TASK INSTRUCTIONS: Only the lines from the one containing "OCR this image." through the end of the entries should be returned, exactly as they are, with the pictures omitted.

RECORDS:
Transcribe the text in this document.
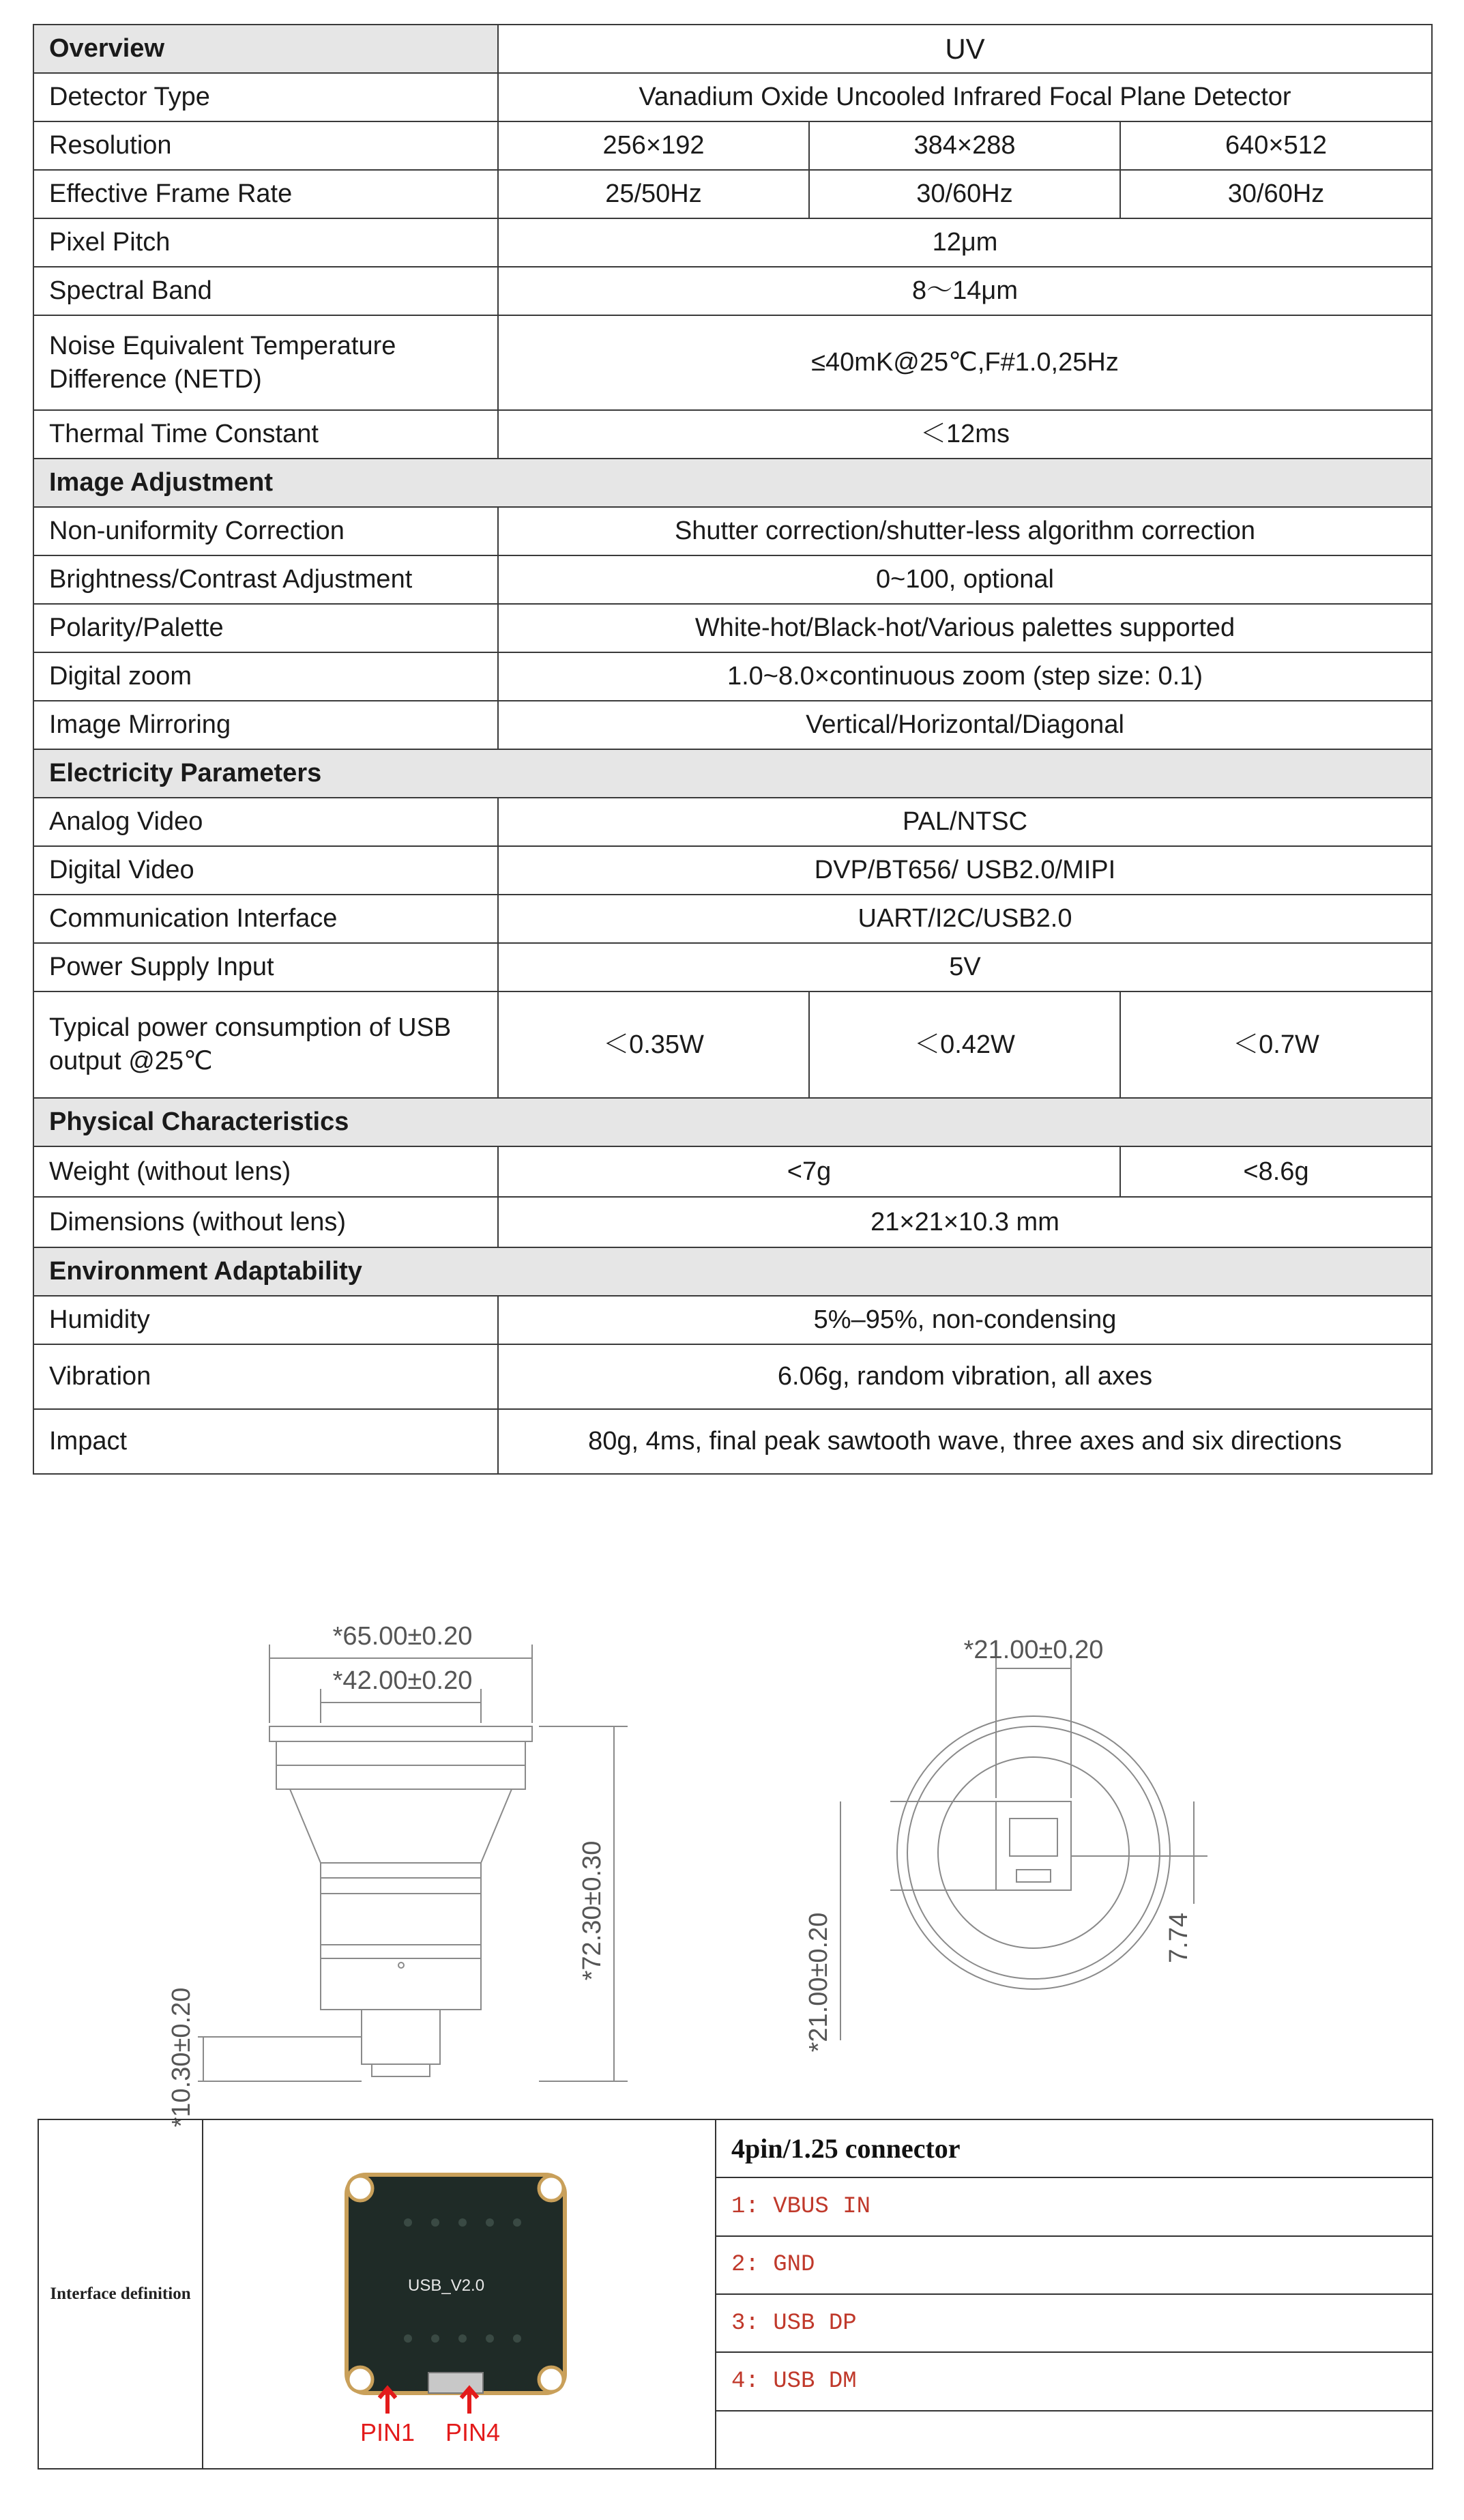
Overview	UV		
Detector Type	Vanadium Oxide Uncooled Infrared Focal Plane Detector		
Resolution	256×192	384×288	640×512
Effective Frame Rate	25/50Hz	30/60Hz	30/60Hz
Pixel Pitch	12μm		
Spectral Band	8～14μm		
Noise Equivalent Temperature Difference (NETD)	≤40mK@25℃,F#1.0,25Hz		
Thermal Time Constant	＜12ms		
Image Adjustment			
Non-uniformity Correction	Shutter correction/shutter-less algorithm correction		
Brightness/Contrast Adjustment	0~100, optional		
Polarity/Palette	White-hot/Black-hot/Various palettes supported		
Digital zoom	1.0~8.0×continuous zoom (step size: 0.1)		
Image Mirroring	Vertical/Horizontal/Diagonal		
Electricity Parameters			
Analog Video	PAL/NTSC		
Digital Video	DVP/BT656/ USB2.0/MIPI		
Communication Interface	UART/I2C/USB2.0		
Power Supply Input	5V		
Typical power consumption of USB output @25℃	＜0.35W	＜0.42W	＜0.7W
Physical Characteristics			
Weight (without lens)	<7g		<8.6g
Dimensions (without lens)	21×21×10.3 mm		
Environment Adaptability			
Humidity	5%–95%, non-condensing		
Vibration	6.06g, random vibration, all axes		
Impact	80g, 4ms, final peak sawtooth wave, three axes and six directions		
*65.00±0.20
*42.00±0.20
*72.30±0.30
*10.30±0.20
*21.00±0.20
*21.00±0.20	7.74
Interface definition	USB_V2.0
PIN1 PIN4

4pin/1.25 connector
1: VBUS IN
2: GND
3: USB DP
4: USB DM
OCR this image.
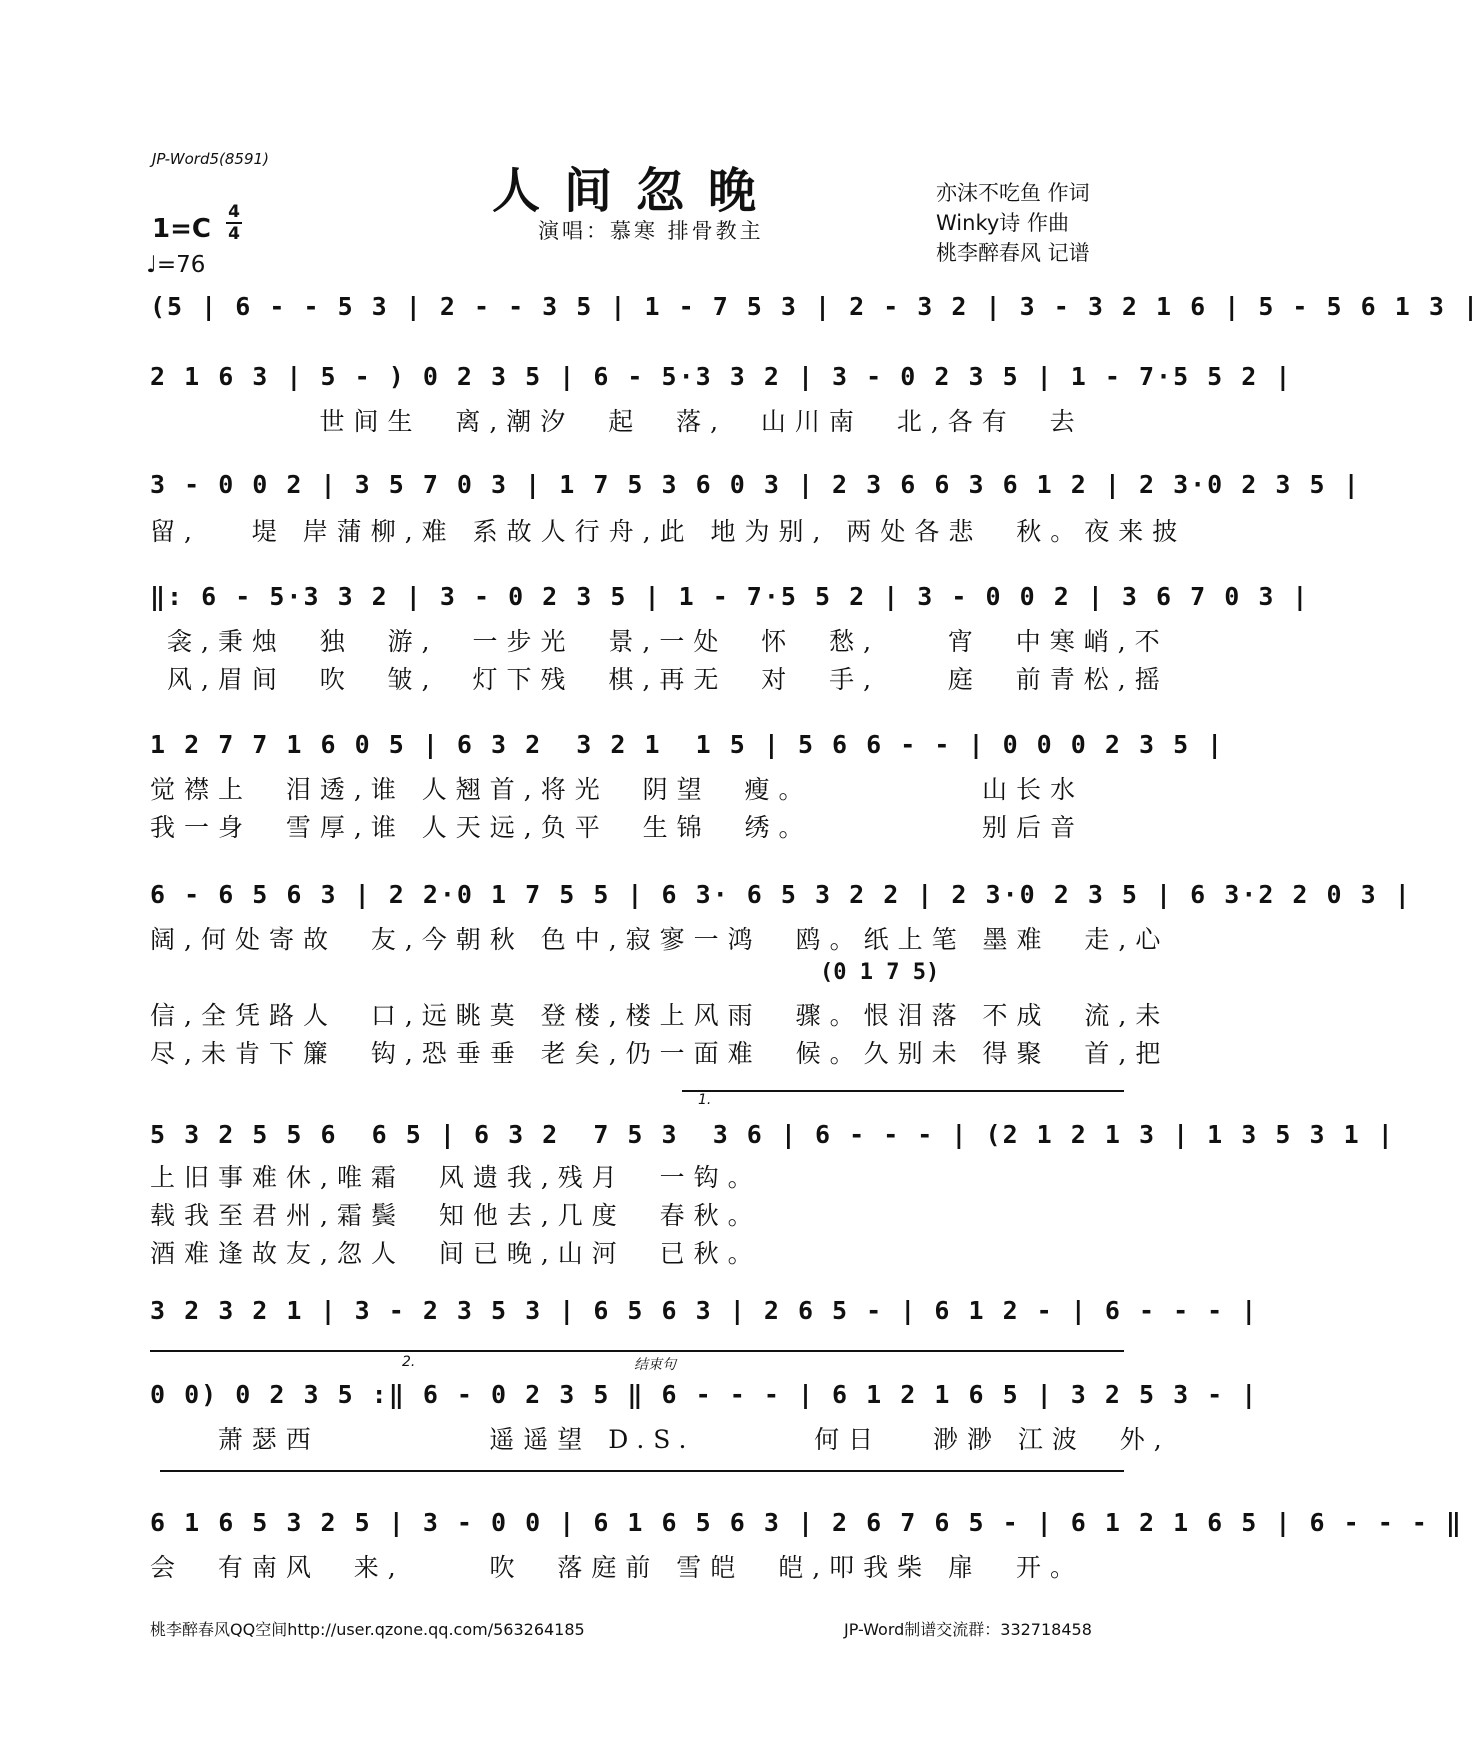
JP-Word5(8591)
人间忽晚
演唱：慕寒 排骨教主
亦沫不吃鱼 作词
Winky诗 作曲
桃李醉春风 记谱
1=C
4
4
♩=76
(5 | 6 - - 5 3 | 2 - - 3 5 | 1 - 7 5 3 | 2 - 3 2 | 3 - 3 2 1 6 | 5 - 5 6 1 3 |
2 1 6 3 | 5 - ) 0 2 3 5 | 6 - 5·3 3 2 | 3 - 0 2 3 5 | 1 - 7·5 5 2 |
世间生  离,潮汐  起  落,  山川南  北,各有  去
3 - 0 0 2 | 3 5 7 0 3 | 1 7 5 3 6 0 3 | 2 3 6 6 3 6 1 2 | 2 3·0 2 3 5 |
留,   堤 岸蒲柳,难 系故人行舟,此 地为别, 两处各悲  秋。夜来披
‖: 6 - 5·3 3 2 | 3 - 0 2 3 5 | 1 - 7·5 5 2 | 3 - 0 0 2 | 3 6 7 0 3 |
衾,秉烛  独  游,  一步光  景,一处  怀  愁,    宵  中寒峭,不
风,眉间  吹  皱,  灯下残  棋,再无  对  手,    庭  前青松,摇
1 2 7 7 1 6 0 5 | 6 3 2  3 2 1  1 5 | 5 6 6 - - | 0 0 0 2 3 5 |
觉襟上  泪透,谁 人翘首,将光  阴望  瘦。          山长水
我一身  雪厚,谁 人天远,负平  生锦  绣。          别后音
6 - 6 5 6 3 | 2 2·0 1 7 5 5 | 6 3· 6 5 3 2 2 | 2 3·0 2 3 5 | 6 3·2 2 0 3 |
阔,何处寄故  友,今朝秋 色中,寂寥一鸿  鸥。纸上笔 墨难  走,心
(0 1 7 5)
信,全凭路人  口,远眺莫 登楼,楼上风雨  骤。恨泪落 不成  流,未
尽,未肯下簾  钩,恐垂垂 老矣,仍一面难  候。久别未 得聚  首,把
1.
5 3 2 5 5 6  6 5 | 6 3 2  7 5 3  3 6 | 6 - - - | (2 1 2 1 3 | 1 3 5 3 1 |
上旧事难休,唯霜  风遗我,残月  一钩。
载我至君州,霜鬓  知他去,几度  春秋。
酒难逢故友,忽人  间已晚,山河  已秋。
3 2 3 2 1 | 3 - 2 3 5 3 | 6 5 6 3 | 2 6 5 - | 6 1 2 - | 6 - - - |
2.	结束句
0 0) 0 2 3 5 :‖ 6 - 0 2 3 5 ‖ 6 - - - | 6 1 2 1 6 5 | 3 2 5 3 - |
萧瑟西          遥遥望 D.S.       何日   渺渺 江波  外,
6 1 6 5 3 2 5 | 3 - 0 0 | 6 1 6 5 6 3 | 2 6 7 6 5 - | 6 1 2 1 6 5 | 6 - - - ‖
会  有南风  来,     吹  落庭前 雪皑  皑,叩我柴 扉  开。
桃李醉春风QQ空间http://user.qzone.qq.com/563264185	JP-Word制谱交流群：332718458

WRITTEN RESPONSE:
OCR this image.
JP-Word5(8591)
人间忽晚
演唱：慕寒 排骨教主
亦沫不吃鱼 作词
Winky诗 作曲
桃李醉春风 记谱
1=C
4
4
♩=76
(5 | 6 - - 5 3 | 2 - - 3 5 | 1 - 7 5 3 | 2 - 3 2 | 3 - 3 2 1 6 | 5 - 5 6 1 3 |
2 1 6 3 | 5 - ) 0 2 3 5 | 6 - 5·3 3 2 | 3 - 0 2 3 5 | 1 - 7·5 5 2 |
世间生  离,潮汐  起  落,  山川南  北,各有  去
3 - 0 0 2 | 3 5 7 0 3 | 1 7 5 3 6 0 3 | 2 3 6 6 3 6 1 2 | 2 3·0 2 3 5 |
留,   堤 岸蒲柳,难 系故人行舟,此 地为别, 两处各悲  秋。夜来披
‖: 6 - 5·3 3 2 | 3 - 0 2 3 5 | 1 - 7·5 5 2 | 3 - 0 0 2 | 3 6 7 0 3 |
衾,秉烛  独  游,  一步光  景,一处  怀  愁,    宵  中寒峭,不
风,眉间  吹  皱,  灯下残  棋,再无  对  手,    庭  前青松,摇
1 2 7 7 1 6 0 5 | 6 3 2  3 2 1  1 5 | 5 6 6 - - | 0 0 0 2 3 5 |
觉襟上  泪透,谁 人翘首,将光  阴望  瘦。          山长水
我一身  雪厚,谁 人天远,负平  生锦  绣。          别后音
6 - 6 5 6 3 | 2 2·0 1 7 5 5 | 6 3· 6 5 3 2 2 | 2 3·0 2 3 5 | 6 3·2 2 0 3 |
阔,何处寄故  友,今朝秋 色中,寂寥一鸿  鸥。纸上笔 墨难  走,心
(0 1 7 5)
信,全凭路人  口,远眺莫 登楼,楼上风雨  骤。恨泪落 不成  流,未
尽,未肯下簾  钩,恐垂垂 老矣,仍一面难  候。久别未 得聚  首,把
1.
5 3 2 5 5 6  6 5 | 6 3 2  7 5 3  3 6 | 6 - - - | (2 1 2 1 3 | 1 3 5 3 1 |
上旧事难休,唯霜  风遗我,残月  一钩。
载我至君州,霜鬓  知他去,几度  春秋。
酒难逢故友,忽人  间已晚,山河  已秋。
3 2 3 2 1 | 3 - 2 3 5 3 | 6 5 6 3 | 2 6 5 - | 6 1 2 - | 6 - - - |
2.	结束句
0 0) 0 2 3 5 :‖ 6 - 0 2 3 5 ‖ 6 - - - | 6 1 2 1 6 5 | 3 2 5 3 - |
萧瑟西          遥遥望 D.S.       何日   渺渺 江波  外,
6 1 6 5 3 2 5 | 3 - 0 0 | 6 1 6 5 6 3 | 2 6 7 6 5 - | 6 1 2 1 6 5 | 6 - - - ‖
会  有南风  来,     吹  落庭前 雪皑  皑,叩我柴 扉  开。
桃李醉春风QQ空间http://user.qzone.qq.com/563264185	JP-Word制谱交流群：332718458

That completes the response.